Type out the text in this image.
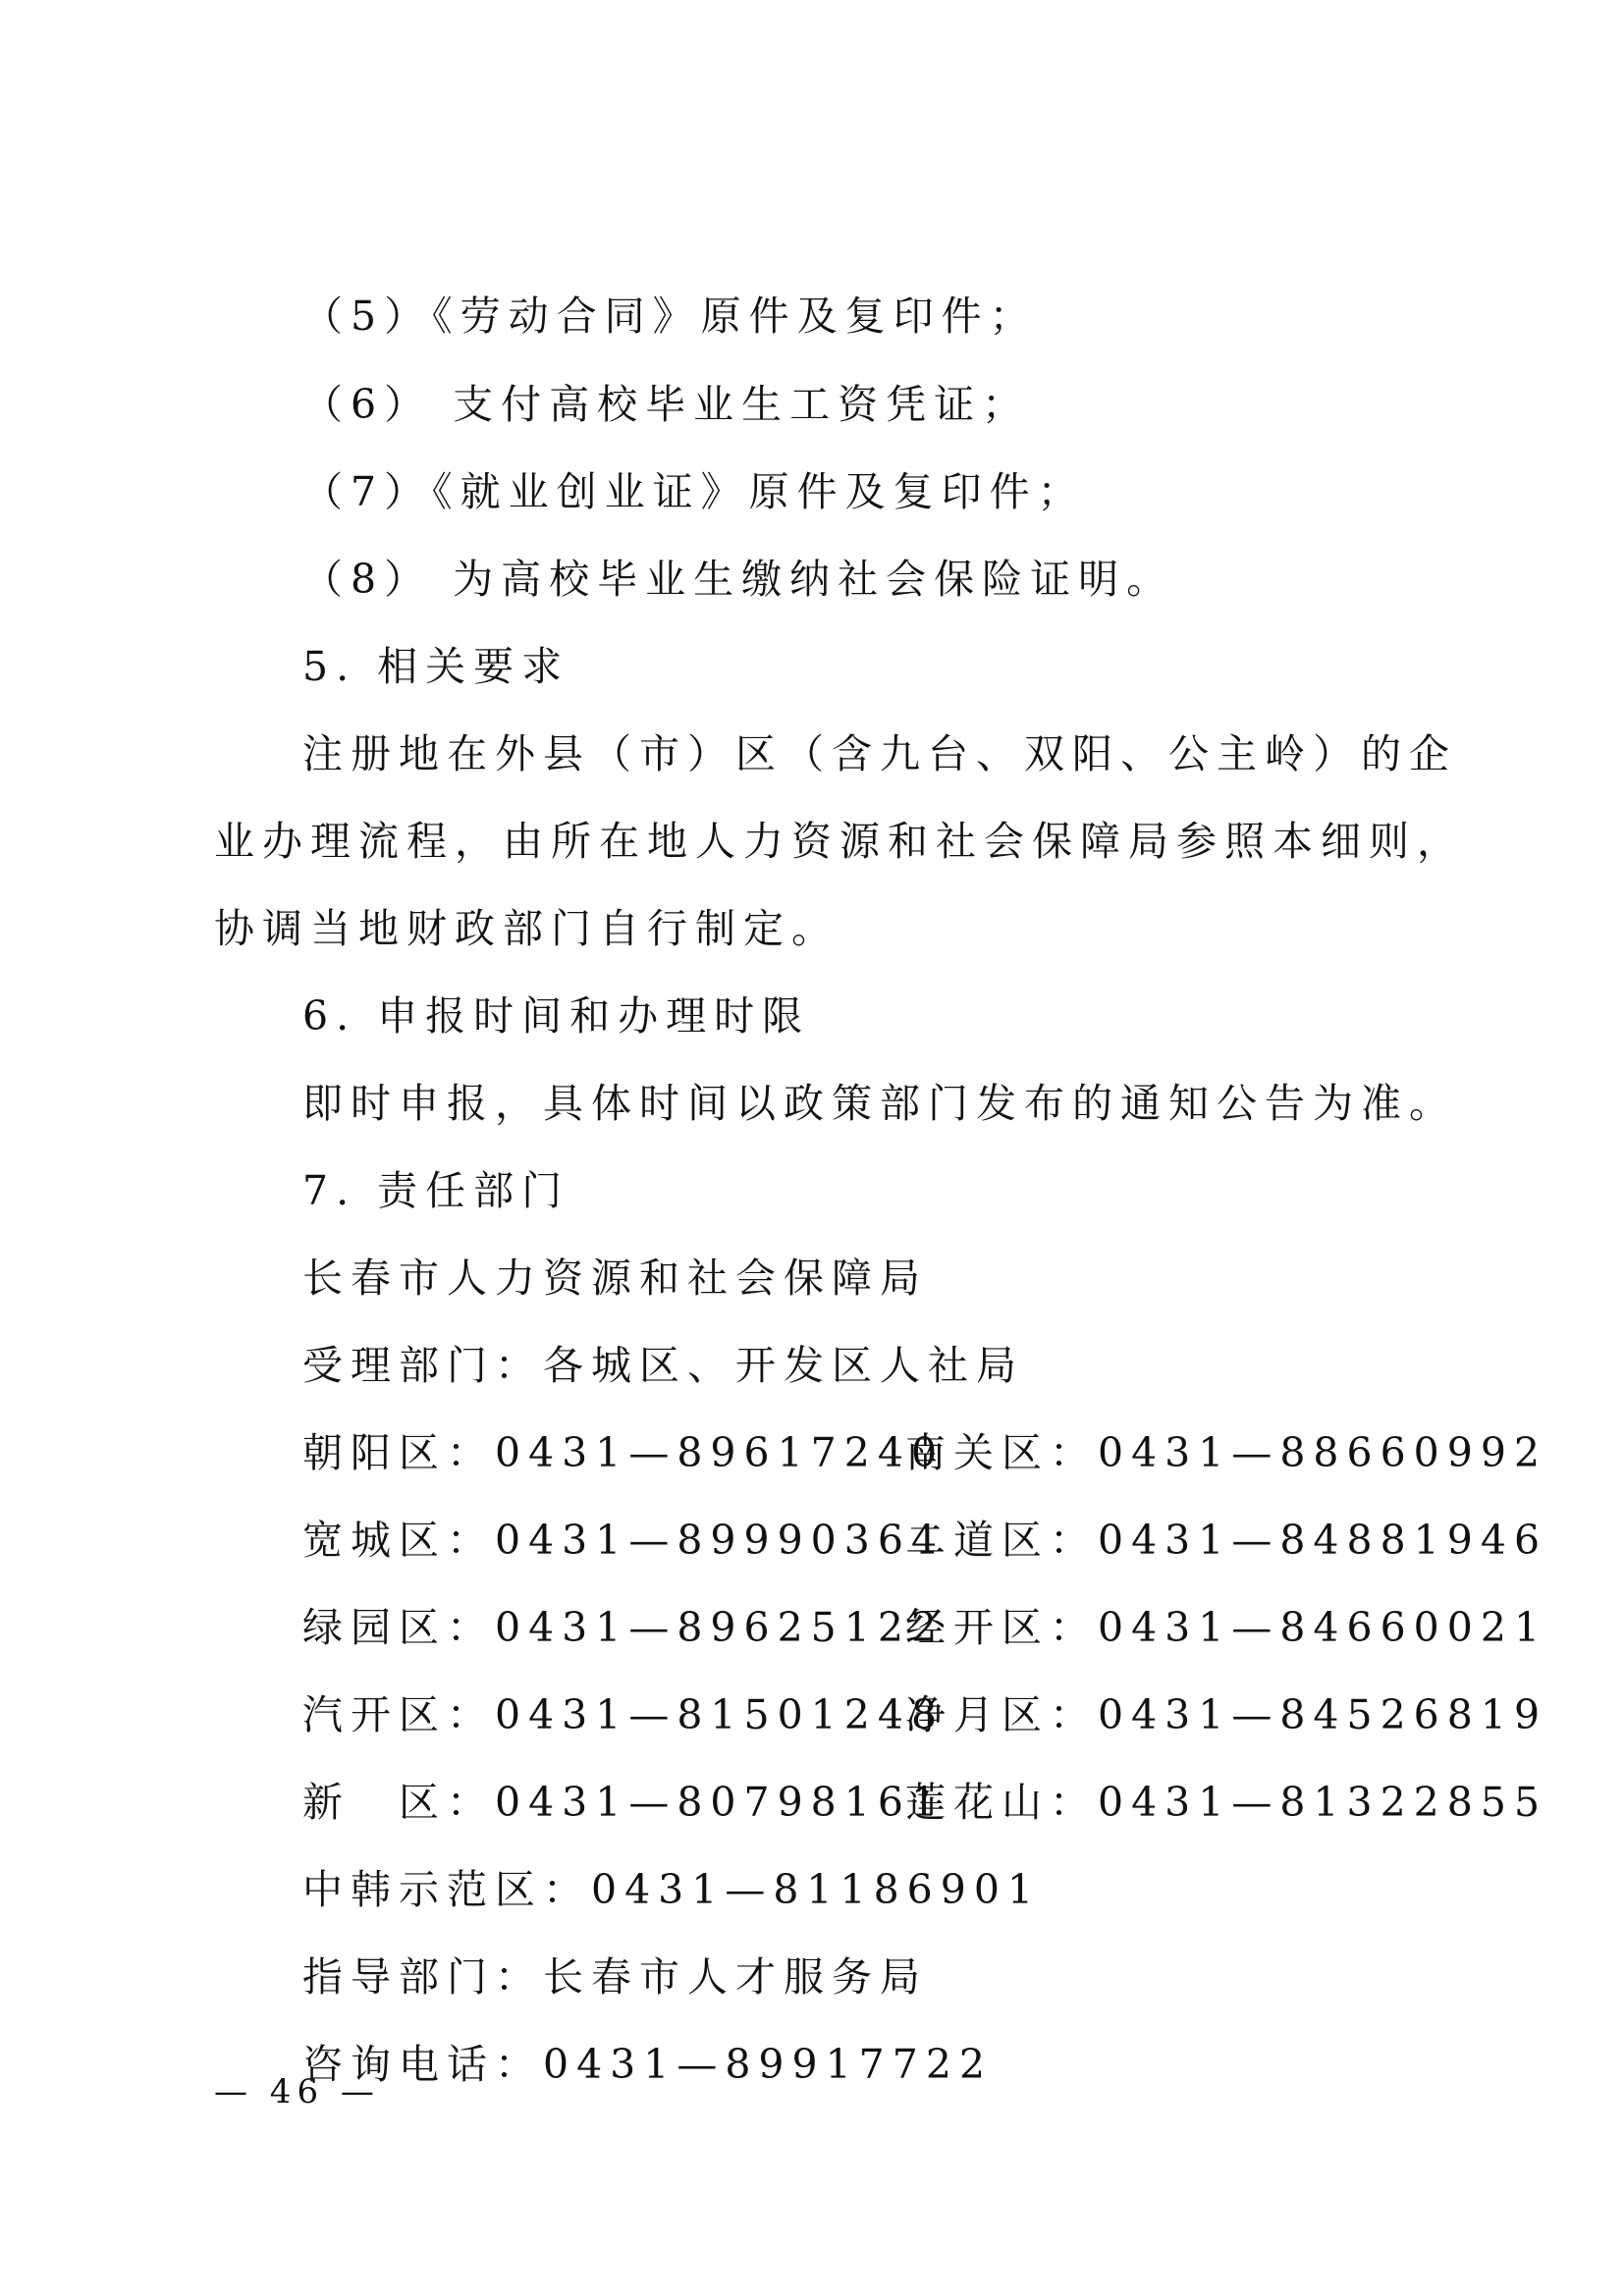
（5）《劳动合同》原件及复印件；
（6） 支付高校毕业生工资凭证；
（7）《就业创业证》原件及复印件；
（8） 为高校毕业生缴纳社会保险证明。
5. 相关要求
注册地在外县（市）区（含九台、双阳、公主岭）的企
业办理流程，由所在地人力资源和社会保障局参照本细则，
协调当地财政部门自行制定。
6. 申报时间和办理时限
即时申报，具体时间以政策部门发布的通知公告为准。
7. 责任部门
长春市人力资源和社会保障局
受理部门：各城区、开发区人社局
朝阳区：0431—89617240
南关区：0431—88660992
宽城区：0431—89990364
二道区：0431—84881946
绿园区：0431—89625122
经开区：0431—84660021
汽开区：0431—81501248
净月区：0431—84526819
新　区：0431—80798161
莲花山：0431—81322855
中韩示范区：0431—81186901
指导部门：长春市人才服务局
咨询电话：0431—89917722
— 46 —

################

Repeat the material above verbatim. Leave the pictures behind.

- Complete answer
Type out the text in this image.
（5）《劳动合同》原件及复印件；
（6） 支付高校毕业生工资凭证；
（7）《就业创业证》原件及复印件；
（8） 为高校毕业生缴纳社会保险证明。
5. 相关要求
注册地在外县（市）区（含九台、双阳、公主岭）的企
业办理流程，由所在地人力资源和社会保障局参照本细则，
协调当地财政部门自行制定。
6. 申报时间和办理时限
即时申报，具体时间以政策部门发布的通知公告为准。
7. 责任部门
长春市人力资源和社会保障局
受理部门：各城区、开发区人社局
朝阳区：0431—89617240
南关区：0431—88660992
宽城区：0431—89990364
二道区：0431—84881946
绿园区：0431—89625122
经开区：0431—84660021
汽开区：0431—81501248
净月区：0431—84526819
新　区：0431—80798161
莲花山：0431—81322855
中韩示范区：0431—81186901
指导部门：长春市人才服务局
咨询电话：0431—89917722
— 46 —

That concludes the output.